┌──

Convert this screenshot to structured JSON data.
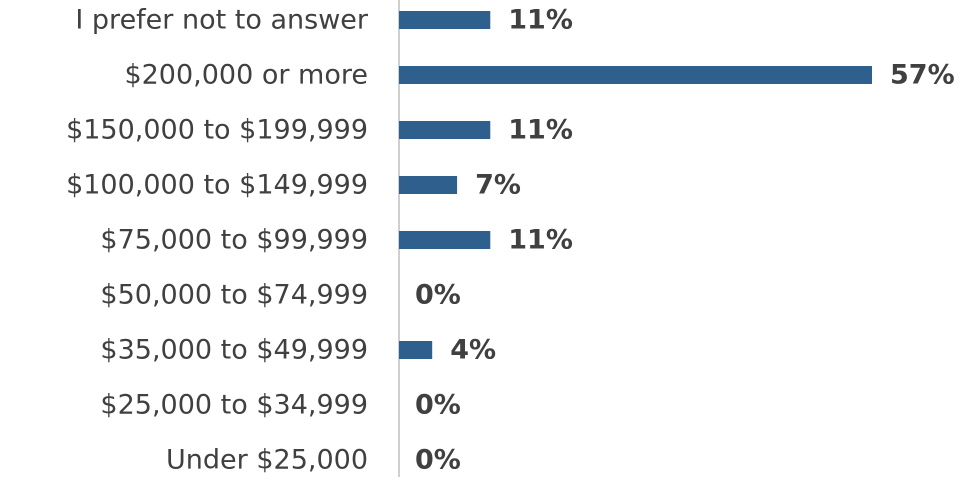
{
  "chart_data": {
    "type": "barh",
    "categories": [
      "I prefer not to answer",
      "$200,000 or more",
      "$150,000 to $199,999",
      "$100,000 to $149,999",
      "$75,000 to $99,999",
      "$50,000 to $74,999",
      "$35,000 to $49,999",
      "$25,000 to $34,999",
      "Under $25,000"
    ],
    "values": [
      11,
      57,
      11,
      7,
      11,
      0,
      4,
      0,
      0
    ],
    "value_labels": [
      "11%",
      "57%",
      "11%",
      "7%",
      "11%",
      "0%",
      "4%",
      "0%",
      "0%"
    ],
    "color": "#2f5f8d"
  }
}
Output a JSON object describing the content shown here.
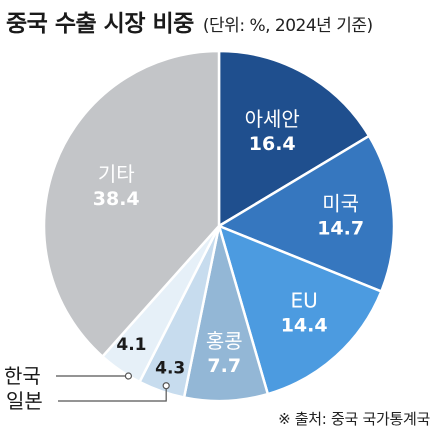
{
  "chart_data": {
    "type": "pie",
    "title": "중국 수출 시장 비중",
    "unit_note": "(단위: %, 2024년 기준)",
    "slices": [
      {
        "label": "아세안",
        "value": 16.4,
        "color": "#1f4f8e"
      },
      {
        "label": "미국",
        "value": 14.7,
        "color": "#3677bf"
      },
      {
        "label": "EU",
        "value": 14.4,
        "color": "#4c9be0"
      },
      {
        "label": "홍콩",
        "value": 7.7,
        "color": "#93b7d6"
      },
      {
        "label": "일본",
        "value": 4.3,
        "color": "#c7dcee"
      },
      {
        "label": "한국",
        "value": 4.1,
        "color": "#e6f0f8"
      },
      {
        "label": "기타",
        "value": 38.4,
        "color": "#c3c5c8"
      }
    ],
    "source": "※ 출처: 중국 국가통계국"
  }
}
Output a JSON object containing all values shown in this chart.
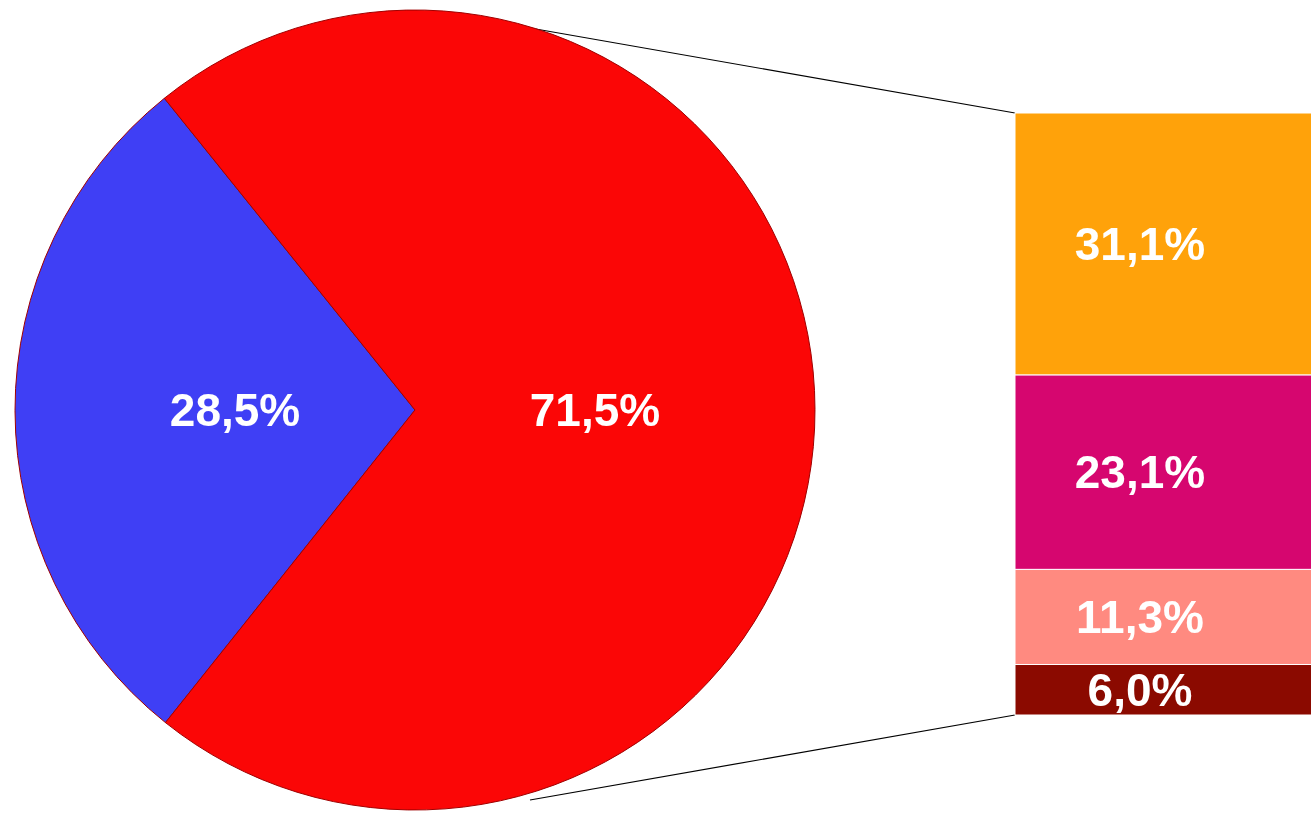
{
  "chart_data": [
    {
      "type": "pie",
      "categories": [
        null,
        null
      ],
      "values": [
        28.5,
        71.5
      ],
      "colors": [
        "#3f3ff5",
        "#fb0606"
      ],
      "value_labels": [
        "28,5%",
        "71,5%"
      ]
    },
    {
      "type": "bar",
      "stacked": true,
      "categories": [
        null
      ],
      "series": [
        {
          "color": "#8b0a00",
          "values": [
            6.0
          ],
          "value_labels": [
            "6,0%"
          ]
        },
        {
          "color": "#ff8a80",
          "values": [
            11.3
          ],
          "value_labels": [
            "11,3%"
          ]
        },
        {
          "color": "#d6066f",
          "values": [
            23.1
          ],
          "value_labels": [
            "23,1%"
          ]
        },
        {
          "color": "#ffa20a",
          "values": [
            31.1
          ],
          "value_labels": [
            "31,1%"
          ]
        }
      ]
    }
  ]
}
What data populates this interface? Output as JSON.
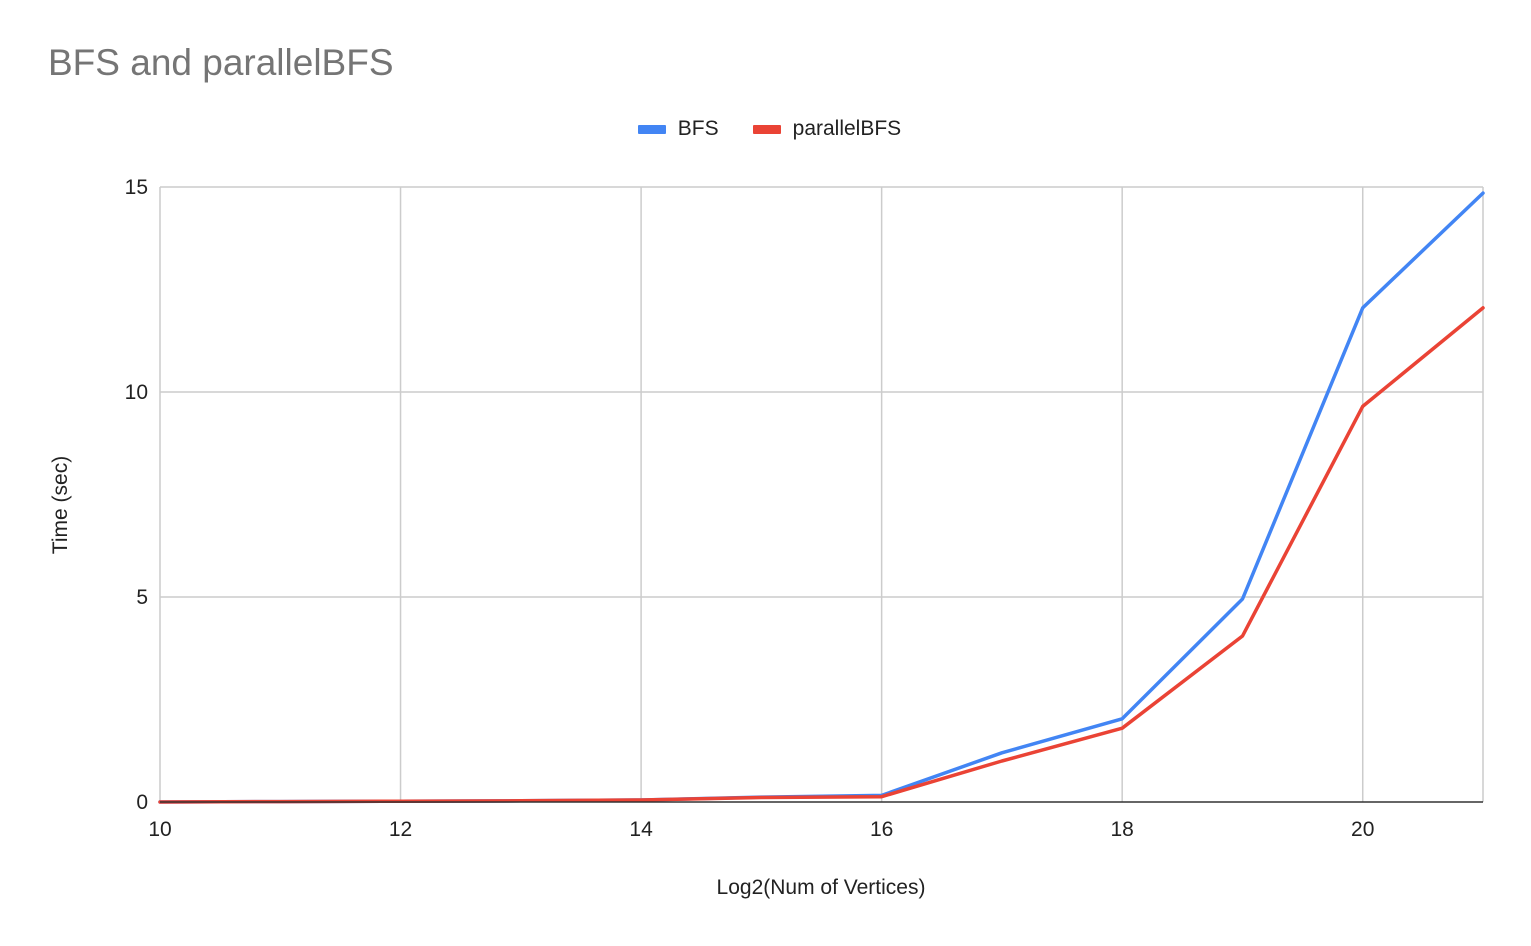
{
  "chart_data": {
    "type": "line",
    "title": "BFS and parallelBFS",
    "xlabel": "Log2(Num of Vertices)",
    "ylabel": "Time (sec)",
    "xlim": [
      10,
      21
    ],
    "ylim": [
      0,
      15
    ],
    "x_ticks": [
      10,
      12,
      14,
      16,
      18,
      20
    ],
    "y_ticks": [
      0,
      5,
      10,
      15
    ],
    "grid": true,
    "legend_position": "top-center",
    "x": [
      10,
      11,
      12,
      13,
      14,
      15,
      16,
      17,
      18,
      19,
      20,
      21
    ],
    "series": [
      {
        "name": "BFS",
        "color": "#4285f4",
        "values": [
          0.0,
          0.01,
          0.02,
          0.03,
          0.05,
          0.12,
          0.16,
          1.2,
          2.03,
          4.95,
          12.05,
          14.85
        ]
      },
      {
        "name": "parallelBFS",
        "color": "#ea4335",
        "values": [
          0.0,
          0.01,
          0.02,
          0.03,
          0.05,
          0.11,
          0.13,
          1.0,
          1.8,
          4.05,
          9.65,
          12.05
        ]
      }
    ]
  }
}
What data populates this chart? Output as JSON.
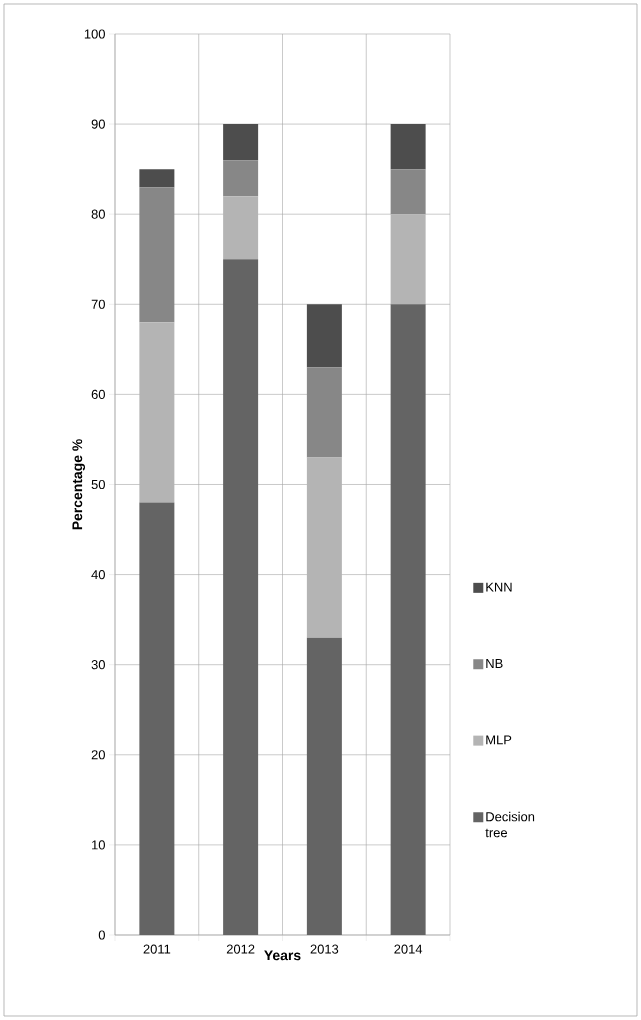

└──

▶ **Task to carry out**: Beginning with the line that holds "What data populates this interface?", extract every line to the end of the material, exactly as it stands, and drop the pictures.

▶ **Expected answer**:
What data populates this interface? Output as JSON.
{
  "chart_data": {
    "type": "line",
    "title": "BFS and parallelBFS",
    "xlabel": "Log2(Num of Vertices)",
    "ylabel": "Time (sec)",
    "xlim": [
      10,
      21
    ],
    "ylim": [
      0,
      15
    ],
    "x_ticks": [
      10,
      12,
      14,
      16,
      18,
      20
    ],
    "y_ticks": [
      0,
      5,
      10,
      15
    ],
    "grid": true,
    "legend_position": "top-center",
    "x": [
      10,
      11,
      12,
      13,
      14,
      15,
      16,
      17,
      18,
      19,
      20,
      21
    ],
    "series": [
      {
        "name": "BFS",
        "color": "#4285f4",
        "values": [
          0.0,
          0.01,
          0.02,
          0.03,
          0.05,
          0.12,
          0.16,
          1.2,
          2.03,
          4.95,
          12.05,
          14.85
        ]
      },
      {
        "name": "parallelBFS",
        "color": "#ea4335",
        "values": [
          0.0,
          0.01,
          0.02,
          0.03,
          0.05,
          0.11,
          0.13,
          1.0,
          1.8,
          4.05,
          9.65,
          12.05
        ]
      }
    ]
  }
}
What data populates this chart? Output as JSON.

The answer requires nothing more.